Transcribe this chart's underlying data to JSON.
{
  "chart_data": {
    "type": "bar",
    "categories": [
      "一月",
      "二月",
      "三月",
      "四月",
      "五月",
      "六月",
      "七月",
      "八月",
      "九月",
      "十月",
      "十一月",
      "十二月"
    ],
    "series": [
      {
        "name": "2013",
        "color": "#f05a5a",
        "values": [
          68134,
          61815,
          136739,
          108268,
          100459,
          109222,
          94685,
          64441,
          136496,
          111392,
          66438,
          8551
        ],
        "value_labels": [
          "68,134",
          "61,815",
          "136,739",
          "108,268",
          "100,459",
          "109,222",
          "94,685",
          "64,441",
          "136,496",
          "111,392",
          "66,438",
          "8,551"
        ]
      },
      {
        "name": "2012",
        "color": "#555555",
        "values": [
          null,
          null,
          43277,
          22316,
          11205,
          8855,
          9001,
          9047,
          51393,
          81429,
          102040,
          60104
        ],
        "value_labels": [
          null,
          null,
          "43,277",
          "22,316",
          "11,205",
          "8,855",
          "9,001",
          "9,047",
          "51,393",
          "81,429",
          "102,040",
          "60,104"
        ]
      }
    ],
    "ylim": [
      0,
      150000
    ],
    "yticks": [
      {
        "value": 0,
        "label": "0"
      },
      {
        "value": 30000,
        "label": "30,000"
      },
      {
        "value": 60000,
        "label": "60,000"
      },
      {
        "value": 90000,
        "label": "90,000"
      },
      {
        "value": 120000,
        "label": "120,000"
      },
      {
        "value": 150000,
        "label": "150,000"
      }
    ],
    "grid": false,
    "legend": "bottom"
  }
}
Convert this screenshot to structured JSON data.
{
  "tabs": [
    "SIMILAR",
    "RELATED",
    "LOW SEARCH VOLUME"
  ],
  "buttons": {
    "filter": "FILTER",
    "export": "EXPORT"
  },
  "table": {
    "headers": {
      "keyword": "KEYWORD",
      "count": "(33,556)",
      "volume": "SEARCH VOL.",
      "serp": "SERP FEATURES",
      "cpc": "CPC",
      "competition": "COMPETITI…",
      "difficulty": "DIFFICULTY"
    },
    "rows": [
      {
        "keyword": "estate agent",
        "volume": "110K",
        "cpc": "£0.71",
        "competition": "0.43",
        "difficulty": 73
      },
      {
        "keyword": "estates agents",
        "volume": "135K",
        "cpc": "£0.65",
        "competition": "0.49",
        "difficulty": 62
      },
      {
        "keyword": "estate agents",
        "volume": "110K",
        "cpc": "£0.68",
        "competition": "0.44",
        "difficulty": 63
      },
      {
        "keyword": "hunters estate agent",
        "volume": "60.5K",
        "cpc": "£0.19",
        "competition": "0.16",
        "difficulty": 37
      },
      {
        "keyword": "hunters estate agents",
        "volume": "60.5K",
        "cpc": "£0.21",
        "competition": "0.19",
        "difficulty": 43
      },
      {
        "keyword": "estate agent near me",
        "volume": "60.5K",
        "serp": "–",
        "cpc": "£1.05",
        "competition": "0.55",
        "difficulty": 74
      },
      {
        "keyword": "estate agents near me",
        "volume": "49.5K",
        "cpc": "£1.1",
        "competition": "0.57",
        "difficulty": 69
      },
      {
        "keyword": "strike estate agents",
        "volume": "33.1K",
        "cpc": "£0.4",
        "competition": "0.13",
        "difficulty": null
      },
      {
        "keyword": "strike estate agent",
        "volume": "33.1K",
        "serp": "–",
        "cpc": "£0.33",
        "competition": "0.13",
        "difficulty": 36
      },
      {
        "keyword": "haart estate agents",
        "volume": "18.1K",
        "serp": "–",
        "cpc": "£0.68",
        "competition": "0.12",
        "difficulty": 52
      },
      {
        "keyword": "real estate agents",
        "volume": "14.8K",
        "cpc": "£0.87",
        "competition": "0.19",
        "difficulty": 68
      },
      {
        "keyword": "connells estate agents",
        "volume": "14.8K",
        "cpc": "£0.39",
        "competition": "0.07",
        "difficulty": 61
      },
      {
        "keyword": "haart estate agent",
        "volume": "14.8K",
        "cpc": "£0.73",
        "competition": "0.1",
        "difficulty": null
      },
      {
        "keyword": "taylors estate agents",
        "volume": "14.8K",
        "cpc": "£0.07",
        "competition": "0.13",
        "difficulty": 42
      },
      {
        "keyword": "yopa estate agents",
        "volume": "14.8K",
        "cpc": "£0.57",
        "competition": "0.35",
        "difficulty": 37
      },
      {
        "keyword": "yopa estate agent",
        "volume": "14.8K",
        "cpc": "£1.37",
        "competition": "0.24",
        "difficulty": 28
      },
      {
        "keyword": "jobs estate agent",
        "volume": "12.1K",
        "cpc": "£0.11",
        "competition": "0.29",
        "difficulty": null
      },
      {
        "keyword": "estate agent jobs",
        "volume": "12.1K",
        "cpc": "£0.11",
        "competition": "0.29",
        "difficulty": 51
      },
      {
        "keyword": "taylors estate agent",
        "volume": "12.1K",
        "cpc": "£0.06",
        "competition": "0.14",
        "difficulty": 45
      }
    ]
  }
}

> WHAT YOU HAVE TO DO:
Take the material above and return all of it exactly.

> SOLUTION TO THIS PROBLEM:
Transcribe this chart's underlying data to JSON.
{
  "chart_data": {
    "type": "bar",
    "categories": [
      "一月",
      "二月",
      "三月",
      "四月",
      "五月",
      "六月",
      "七月",
      "八月",
      "九月",
      "十月",
      "十一月",
      "十二月"
    ],
    "series": [
      {
        "name": "2013",
        "color": "#f05a5a",
        "values": [
          68134,
          61815,
          136739,
          108268,
          100459,
          109222,
          94685,
          64441,
          136496,
          111392,
          66438,
          8551
        ],
        "value_labels": [
          "68,134",
          "61,815",
          "136,739",
          "108,268",
          "100,459",
          "109,222",
          "94,685",
          "64,441",
          "136,496",
          "111,392",
          "66,438",
          "8,551"
        ]
      },
      {
        "name": "2012",
        "color": "#555555",
        "values": [
          null,
          null,
          43277,
          22316,
          11205,
          8855,
          9001,
          9047,
          51393,
          81429,
          102040,
          60104
        ],
        "value_labels": [
          null,
          null,
          "43,277",
          "22,316",
          "11,205",
          "8,855",
          "9,001",
          "9,047",
          "51,393",
          "81,429",
          "102,040",
          "60,104"
        ]
      }
    ],
    "ylim": [
      0,
      150000
    ],
    "yticks": [
      {
        "value": 0,
        "label": "0"
      },
      {
        "value": 30000,
        "label": "30,000"
      },
      {
        "value": 60000,
        "label": "60,000"
      },
      {
        "value": 90000,
        "label": "90,000"
      },
      {
        "value": 120000,
        "label": "120,000"
      },
      {
        "value": 150000,
        "label": "150,000"
      }
    ],
    "grid": false,
    "legend": "bottom"
  }
}
Convert this screenshot to structured JSON data.
{
  "tabs": [
    "SIMILAR",
    "RELATED",
    "LOW SEARCH VOLUME"
  ],
  "buttons": {
    "filter": "FILTER",
    "export": "EXPORT"
  },
  "table": {
    "headers": {
      "keyword": "KEYWORD",
      "count": "(33,556)",
      "volume": "SEARCH VOL.",
      "serp": "SERP FEATURES",
      "cpc": "CPC",
      "competition": "COMPETITI…",
      "difficulty": "DIFFICULTY"
    },
    "rows": [
      {
        "keyword": "estate agent",
        "volume": "110K",
        "cpc": "£0.71",
        "competition": "0.43",
        "difficulty": 73
      },
      {
        "keyword": "estates agents",
        "volume": "135K",
        "cpc": "£0.65",
        "competition": "0.49",
        "difficulty": 62
      },
      {
        "keyword": "estate agents",
        "volume": "110K",
        "cpc": "£0.68",
        "competition": "0.44",
        "difficulty": 63
      },
      {
        "keyword": "hunters estate agent",
        "volume": "60.5K",
        "cpc": "£0.19",
        "competition": "0.16",
        "difficulty": 37
      },
      {
        "keyword": "hunters estate agents",
        "volume": "60.5K",
        "cpc": "£0.21",
        "competition": "0.19",
        "difficulty": 43
      },
      {
        "keyword": "estate agent near me",
        "volume": "60.5K",
        "serp": "–",
        "cpc": "£1.05",
        "competition": "0.55",
        "difficulty": 74
      },
      {
        "keyword": "estate agents near me",
        "volume": "49.5K",
        "cpc": "£1.1",
        "competition": "0.57",
        "difficulty": 69
      },
      {
        "keyword": "strike estate agents",
        "volume": "33.1K",
        "cpc": "£0.4",
        "competition": "0.13",
        "difficulty": null
      },
      {
        "keyword": "strike estate agent",
        "volume": "33.1K",
        "serp": "–",
        "cpc": "£0.33",
        "competition": "0.13",
        "difficulty": 36
      },
      {
        "keyword": "haart estate agents",
        "volume": "18.1K",
        "serp": "–",
        "cpc": "£0.68",
        "competition": "0.12",
        "difficulty": 52
      },
      {
        "keyword": "real estate agents",
        "volume": "14.8K",
        "cpc": "£0.87",
        "competition": "0.19",
        "difficulty": 68
      },
      {
        "keyword": "connells estate agents",
        "volume": "14.8K",
        "cpc": "£0.39",
        "competition": "0.07",
        "difficulty": 61
      },
      {
        "keyword": "haart estate agent",
        "volume": "14.8K",
        "cpc": "£0.73",
        "competition": "0.1",
        "difficulty": null
      },
      {
        "keyword": "taylors estate agents",
        "volume": "14.8K",
        "cpc": "£0.07",
        "competition": "0.13",
        "difficulty": 42
      },
      {
        "keyword": "yopa estate agents",
        "volume": "14.8K",
        "cpc": "£0.57",
        "competition": "0.35",
        "difficulty": 37
      },
      {
        "keyword": "yopa estate agent",
        "volume": "14.8K",
        "cpc": "£1.37",
        "competition": "0.24",
        "difficulty": 28
      },
      {
        "keyword": "jobs estate agent",
        "volume": "12.1K",
        "cpc": "£0.11",
        "competition": "0.29",
        "difficulty": null
      },
      {
        "keyword": "estate agent jobs",
        "volume": "12.1K",
        "cpc": "£0.11",
        "competition": "0.29",
        "difficulty": 51
      },
      {
        "keyword": "taylors estate agent",
        "volume": "12.1K",
        "cpc": "£0.06",
        "competition": "0.14",
        "difficulty": 45
      }
    ]
  }
}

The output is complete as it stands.